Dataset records
··········

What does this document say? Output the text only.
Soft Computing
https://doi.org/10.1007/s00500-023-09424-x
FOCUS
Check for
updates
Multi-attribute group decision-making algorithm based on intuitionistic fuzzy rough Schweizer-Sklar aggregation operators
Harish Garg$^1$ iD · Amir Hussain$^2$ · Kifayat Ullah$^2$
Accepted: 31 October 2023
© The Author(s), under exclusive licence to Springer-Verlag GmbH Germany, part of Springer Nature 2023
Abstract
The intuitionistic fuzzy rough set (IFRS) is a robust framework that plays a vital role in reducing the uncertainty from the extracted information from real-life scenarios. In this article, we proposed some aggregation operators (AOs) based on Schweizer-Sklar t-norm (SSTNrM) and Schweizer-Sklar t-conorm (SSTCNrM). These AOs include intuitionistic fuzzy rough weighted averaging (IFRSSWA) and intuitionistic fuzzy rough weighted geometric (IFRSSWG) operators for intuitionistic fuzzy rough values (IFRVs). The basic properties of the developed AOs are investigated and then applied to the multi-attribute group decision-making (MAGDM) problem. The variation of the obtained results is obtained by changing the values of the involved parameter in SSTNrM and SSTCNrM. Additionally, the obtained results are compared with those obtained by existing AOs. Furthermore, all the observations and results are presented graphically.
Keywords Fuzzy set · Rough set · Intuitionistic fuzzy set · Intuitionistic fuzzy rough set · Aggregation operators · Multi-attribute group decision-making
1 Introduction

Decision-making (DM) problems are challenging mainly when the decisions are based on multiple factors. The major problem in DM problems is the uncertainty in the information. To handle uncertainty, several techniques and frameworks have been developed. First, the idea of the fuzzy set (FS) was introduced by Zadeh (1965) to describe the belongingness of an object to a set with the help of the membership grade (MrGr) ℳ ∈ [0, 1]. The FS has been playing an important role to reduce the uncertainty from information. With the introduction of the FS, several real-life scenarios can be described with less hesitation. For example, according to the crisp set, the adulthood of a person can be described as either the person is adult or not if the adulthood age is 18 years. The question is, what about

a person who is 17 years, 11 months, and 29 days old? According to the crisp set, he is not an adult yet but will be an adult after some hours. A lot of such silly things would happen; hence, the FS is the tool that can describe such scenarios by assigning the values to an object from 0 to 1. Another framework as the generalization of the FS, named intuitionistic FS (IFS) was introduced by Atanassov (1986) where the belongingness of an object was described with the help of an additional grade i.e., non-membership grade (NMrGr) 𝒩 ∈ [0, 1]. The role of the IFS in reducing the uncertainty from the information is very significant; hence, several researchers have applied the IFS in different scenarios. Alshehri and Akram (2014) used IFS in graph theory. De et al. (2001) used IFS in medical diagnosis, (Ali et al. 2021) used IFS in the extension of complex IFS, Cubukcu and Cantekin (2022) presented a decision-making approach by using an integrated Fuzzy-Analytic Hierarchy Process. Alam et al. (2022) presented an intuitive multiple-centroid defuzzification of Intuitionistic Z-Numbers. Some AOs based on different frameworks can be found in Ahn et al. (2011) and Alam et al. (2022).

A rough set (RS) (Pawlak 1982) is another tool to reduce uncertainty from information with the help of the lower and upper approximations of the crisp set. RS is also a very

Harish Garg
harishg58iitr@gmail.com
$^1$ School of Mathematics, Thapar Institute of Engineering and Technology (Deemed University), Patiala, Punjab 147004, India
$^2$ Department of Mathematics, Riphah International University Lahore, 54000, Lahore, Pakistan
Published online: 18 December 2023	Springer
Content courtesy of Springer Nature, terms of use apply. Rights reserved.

··········

Filter the listing above by the word "Springer"; copy each line that passes.

© The Author(s), under exclusive licence to Springer-Verlag GmbH Germany, part of Springer Nature 2023
Published online: 18 December 2023	Springer
Content courtesy of Springer Nature, terms of use apply. Rights reserved.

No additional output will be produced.